Listing
━━━━━━━━━━━━━━━━
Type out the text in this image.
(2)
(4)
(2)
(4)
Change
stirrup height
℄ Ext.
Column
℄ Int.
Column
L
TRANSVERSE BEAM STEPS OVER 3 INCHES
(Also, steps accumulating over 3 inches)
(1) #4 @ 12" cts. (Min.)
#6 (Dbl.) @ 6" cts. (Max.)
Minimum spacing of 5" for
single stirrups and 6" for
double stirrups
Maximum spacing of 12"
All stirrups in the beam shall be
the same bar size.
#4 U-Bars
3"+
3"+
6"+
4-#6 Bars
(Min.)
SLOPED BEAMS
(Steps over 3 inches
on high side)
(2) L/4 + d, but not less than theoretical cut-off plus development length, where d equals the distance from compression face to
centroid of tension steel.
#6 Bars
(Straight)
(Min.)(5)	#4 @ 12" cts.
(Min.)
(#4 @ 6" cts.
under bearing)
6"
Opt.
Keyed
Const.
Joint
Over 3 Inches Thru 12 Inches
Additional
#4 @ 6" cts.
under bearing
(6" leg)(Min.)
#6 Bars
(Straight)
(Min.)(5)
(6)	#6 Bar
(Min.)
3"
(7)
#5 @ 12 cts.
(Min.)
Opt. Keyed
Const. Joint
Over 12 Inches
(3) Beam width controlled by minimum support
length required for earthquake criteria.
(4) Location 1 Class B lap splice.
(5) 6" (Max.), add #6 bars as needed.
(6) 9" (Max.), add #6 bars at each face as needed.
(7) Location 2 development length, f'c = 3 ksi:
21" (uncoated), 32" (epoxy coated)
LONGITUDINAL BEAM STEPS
━━━━━━━━━━━━━━━━
In this exercise, repeat all entries exactly.

Type out the text in this image.
(2)
(4)
(2)
(4)
Change
stirrup height
℄ Ext.
Column
℄ Int.
Column
L
TRANSVERSE BEAM STEPS OVER 3 INCHES
(Also, steps accumulating over 3 inches)
(1) #4 @ 12" cts. (Min.)
#6 (Dbl.) @ 6" cts. (Max.)
Minimum spacing of 5" for
single stirrups and 6" for
double stirrups
Maximum spacing of 12"
All stirrups in the beam shall be
the same bar size.
#4 U-Bars
3"+
3"+
6"+
4-#6 Bars
(Min.)
SLOPED BEAMS
(Steps over 3 inches
on high side)
(2) L/4 + d, but not less than theoretical cut-off plus development length, where d equals the distance from compression face to
centroid of tension steel.
#6 Bars
(Straight)
(Min.)(5)	#4 @ 12" cts.
(Min.)
(#4 @ 6" cts.
under bearing)
6"
Opt.
Keyed
Const.
Joint
Over 3 Inches Thru 12 Inches
Additional
#4 @ 6" cts.
under bearing
(6" leg)(Min.)
#6 Bars
(Straight)
(Min.)(5)
(6)	#6 Bar
(Min.)
3"
(7)
#5 @ 12 cts.
(Min.)
Opt. Keyed
Const. Joint
Over 12 Inches
(3) Beam width controlled by minimum support
length required for earthquake criteria.
(4) Location 1 Class B lap splice.
(5) 6" (Max.), add #6 bars as needed.
(6) 9" (Max.), add #6 bars at each face as needed.
(7) Location 2 development length, f'c = 3 ksi:
21" (uncoated), 32" (epoxy coated)
LONGITUDINAL BEAM STEPS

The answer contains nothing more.